WORK REQUIRED>
Gather up every line that includes the string "prognozy".

Figure content listings
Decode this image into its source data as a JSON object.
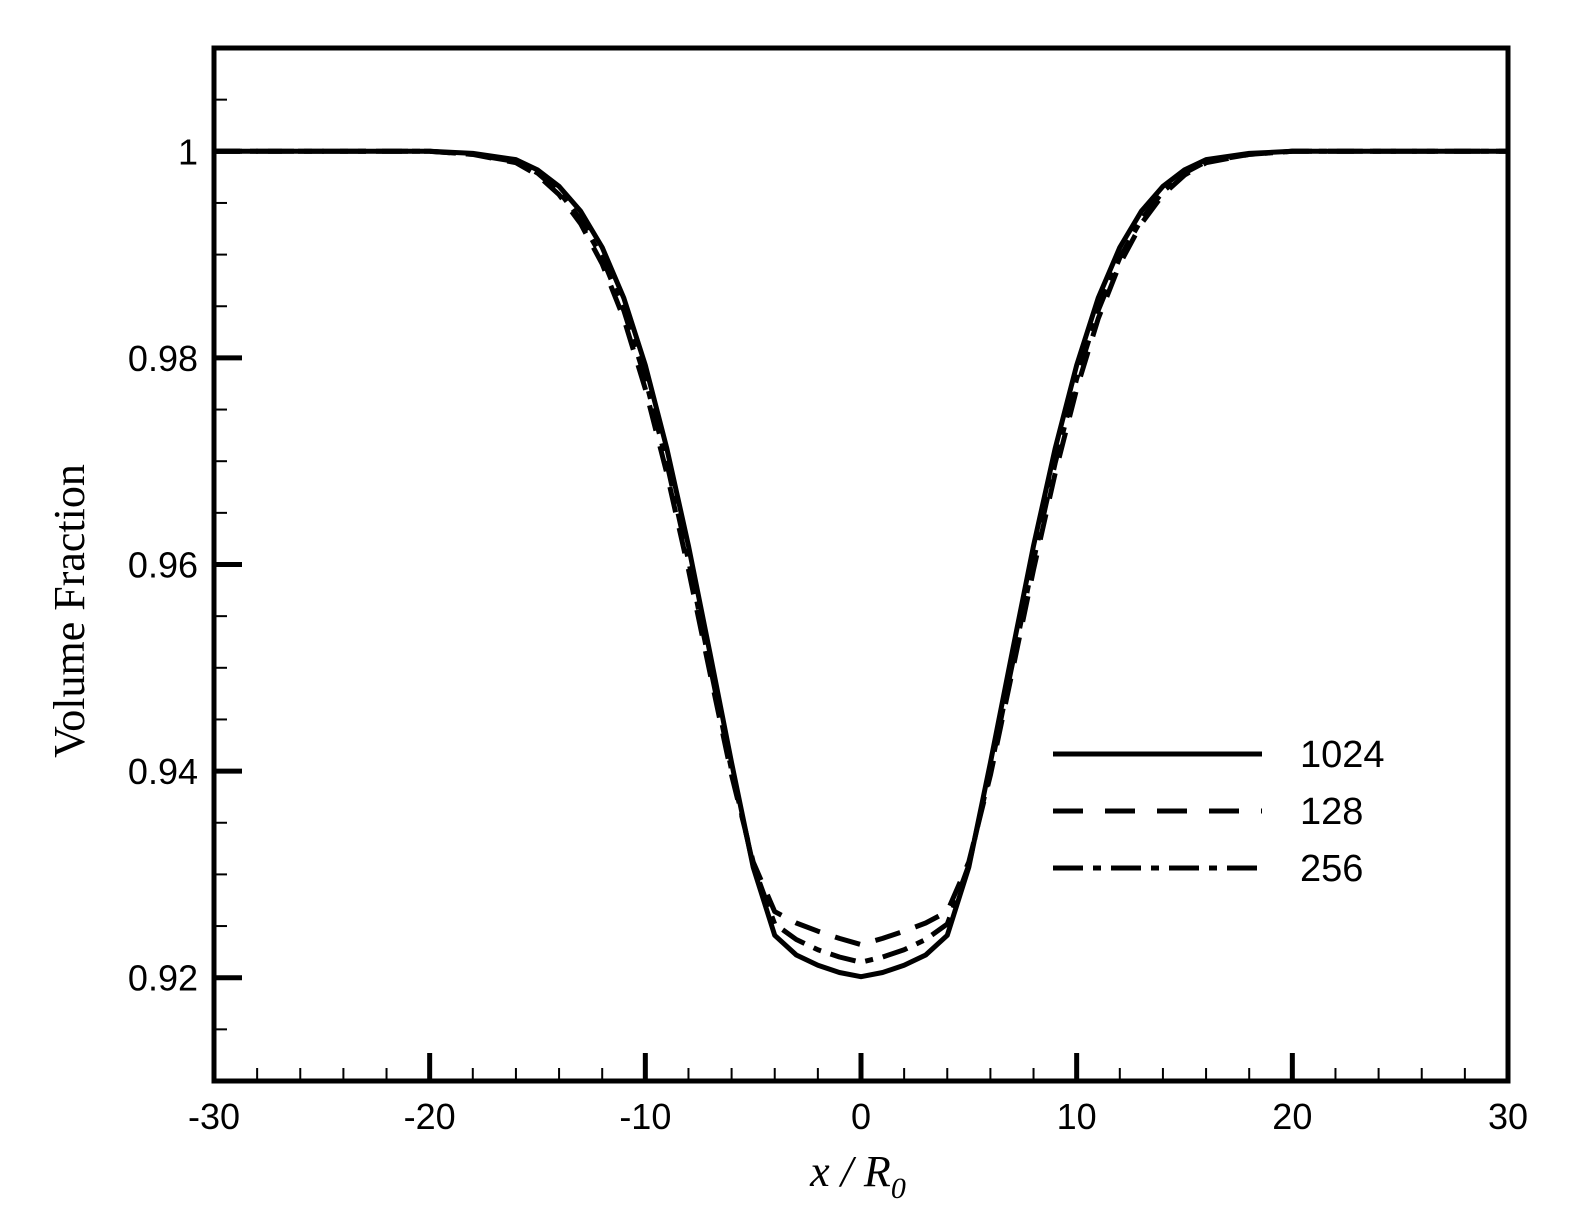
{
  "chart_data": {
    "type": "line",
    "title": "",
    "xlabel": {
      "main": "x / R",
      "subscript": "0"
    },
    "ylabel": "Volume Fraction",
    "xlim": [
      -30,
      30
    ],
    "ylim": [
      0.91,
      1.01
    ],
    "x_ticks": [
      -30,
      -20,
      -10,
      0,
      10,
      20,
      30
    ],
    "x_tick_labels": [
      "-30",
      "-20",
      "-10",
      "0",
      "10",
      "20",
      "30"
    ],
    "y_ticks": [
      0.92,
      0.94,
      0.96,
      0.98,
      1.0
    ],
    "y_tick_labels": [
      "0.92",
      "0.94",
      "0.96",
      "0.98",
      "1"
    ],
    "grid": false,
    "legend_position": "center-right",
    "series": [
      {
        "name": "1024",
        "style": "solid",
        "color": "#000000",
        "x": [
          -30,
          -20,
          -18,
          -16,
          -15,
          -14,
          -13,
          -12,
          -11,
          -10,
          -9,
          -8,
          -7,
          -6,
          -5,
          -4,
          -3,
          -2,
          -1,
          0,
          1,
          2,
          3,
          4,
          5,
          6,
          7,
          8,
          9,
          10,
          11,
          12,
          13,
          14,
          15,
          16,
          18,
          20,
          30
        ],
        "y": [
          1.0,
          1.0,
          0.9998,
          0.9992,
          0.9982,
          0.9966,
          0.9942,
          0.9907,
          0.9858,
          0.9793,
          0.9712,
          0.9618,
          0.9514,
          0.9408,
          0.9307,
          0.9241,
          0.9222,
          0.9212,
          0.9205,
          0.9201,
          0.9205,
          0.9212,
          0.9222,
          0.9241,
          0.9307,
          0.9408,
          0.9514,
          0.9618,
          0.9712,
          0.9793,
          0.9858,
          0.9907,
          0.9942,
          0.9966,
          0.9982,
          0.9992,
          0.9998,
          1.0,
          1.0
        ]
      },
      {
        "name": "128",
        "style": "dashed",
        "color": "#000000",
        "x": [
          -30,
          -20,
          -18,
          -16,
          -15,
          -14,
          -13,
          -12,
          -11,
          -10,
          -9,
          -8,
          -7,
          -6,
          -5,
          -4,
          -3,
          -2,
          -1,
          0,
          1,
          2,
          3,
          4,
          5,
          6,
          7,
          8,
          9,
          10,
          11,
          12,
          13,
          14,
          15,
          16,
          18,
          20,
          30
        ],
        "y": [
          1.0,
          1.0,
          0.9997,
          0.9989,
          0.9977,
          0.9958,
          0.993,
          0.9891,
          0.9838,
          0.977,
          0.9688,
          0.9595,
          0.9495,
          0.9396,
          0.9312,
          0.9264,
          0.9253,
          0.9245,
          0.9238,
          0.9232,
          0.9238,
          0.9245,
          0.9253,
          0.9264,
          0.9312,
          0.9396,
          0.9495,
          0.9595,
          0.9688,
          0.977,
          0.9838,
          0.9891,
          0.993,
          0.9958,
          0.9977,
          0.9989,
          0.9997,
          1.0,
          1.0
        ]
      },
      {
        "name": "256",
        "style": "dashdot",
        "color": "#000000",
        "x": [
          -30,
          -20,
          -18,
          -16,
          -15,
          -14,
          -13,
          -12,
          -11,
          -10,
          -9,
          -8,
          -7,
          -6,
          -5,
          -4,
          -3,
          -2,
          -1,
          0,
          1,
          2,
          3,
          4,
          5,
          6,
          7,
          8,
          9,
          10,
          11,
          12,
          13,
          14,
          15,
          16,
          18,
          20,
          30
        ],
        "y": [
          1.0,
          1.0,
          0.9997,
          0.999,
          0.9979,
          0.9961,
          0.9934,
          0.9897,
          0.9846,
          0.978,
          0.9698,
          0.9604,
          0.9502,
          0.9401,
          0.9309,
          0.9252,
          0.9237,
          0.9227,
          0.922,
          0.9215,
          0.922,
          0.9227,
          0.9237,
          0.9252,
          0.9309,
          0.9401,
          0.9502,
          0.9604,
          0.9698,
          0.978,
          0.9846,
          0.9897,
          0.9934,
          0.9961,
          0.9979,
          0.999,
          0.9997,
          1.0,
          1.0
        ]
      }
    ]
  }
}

--

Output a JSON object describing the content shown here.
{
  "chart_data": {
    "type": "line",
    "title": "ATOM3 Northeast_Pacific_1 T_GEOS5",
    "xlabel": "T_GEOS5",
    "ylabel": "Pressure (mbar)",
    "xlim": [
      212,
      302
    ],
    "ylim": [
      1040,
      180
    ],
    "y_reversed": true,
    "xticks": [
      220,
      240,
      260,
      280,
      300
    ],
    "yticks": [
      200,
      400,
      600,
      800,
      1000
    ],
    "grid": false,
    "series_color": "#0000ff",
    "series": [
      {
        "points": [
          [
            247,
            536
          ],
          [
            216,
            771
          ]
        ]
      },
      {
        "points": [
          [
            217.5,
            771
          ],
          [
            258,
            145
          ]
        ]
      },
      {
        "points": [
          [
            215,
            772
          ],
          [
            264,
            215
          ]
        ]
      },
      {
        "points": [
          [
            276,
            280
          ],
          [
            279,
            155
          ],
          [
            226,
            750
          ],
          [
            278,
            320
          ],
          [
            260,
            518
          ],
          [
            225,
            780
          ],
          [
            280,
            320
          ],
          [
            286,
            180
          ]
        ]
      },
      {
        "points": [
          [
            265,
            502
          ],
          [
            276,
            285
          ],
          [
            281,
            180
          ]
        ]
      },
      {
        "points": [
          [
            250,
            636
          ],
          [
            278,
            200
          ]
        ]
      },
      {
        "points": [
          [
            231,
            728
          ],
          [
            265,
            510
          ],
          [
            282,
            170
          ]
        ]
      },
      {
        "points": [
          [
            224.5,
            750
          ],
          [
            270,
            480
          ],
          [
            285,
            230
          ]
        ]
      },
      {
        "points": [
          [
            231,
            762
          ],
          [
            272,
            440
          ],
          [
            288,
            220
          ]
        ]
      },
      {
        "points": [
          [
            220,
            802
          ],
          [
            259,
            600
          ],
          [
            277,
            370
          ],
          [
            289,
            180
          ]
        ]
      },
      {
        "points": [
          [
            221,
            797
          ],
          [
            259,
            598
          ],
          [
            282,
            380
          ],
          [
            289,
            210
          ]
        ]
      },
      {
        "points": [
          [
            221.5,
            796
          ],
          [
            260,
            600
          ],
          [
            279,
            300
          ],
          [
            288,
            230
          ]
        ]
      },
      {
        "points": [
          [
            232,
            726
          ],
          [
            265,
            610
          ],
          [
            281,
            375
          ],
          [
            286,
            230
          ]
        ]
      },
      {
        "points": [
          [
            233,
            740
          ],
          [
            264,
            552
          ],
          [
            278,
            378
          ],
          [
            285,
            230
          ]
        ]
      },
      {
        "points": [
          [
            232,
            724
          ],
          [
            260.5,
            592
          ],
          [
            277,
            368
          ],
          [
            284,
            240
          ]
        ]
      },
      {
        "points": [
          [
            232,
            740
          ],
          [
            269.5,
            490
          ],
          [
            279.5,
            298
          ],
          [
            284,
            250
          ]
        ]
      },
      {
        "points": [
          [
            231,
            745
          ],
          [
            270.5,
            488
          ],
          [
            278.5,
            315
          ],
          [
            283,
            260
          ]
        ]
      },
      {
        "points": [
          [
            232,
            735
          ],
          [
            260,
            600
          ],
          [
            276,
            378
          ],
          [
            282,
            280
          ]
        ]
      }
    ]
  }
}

* * *

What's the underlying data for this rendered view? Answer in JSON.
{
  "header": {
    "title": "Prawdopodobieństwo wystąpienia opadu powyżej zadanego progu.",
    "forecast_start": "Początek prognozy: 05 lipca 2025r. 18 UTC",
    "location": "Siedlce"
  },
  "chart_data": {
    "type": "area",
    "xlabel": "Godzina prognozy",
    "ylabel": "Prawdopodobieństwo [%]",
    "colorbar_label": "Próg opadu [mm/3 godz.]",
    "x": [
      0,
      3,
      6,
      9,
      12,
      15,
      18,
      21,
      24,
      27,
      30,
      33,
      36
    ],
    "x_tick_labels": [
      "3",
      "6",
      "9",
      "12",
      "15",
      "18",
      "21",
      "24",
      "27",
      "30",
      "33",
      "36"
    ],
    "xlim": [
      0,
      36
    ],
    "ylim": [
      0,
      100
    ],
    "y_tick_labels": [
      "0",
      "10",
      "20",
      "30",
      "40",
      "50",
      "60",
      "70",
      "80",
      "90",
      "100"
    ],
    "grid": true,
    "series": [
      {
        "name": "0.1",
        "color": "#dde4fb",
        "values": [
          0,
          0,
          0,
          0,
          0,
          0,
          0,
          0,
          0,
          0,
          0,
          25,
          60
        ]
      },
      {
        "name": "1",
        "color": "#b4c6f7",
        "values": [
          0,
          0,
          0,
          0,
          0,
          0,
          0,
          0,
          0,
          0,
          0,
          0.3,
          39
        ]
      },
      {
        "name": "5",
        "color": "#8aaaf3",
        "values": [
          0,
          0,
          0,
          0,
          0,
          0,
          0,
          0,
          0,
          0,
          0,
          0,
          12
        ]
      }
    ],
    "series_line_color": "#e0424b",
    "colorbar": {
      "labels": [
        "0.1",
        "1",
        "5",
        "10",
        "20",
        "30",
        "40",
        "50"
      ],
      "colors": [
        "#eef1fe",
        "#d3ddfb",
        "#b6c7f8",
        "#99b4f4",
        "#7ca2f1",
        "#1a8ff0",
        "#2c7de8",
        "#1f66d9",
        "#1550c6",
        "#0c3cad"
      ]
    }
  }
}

WRITTEN ANSWER>
    "forecast_start": "Początek prognozy: 05 lipca 2025r. 18 UTC",
    "xlabel": "Godzina prognozy",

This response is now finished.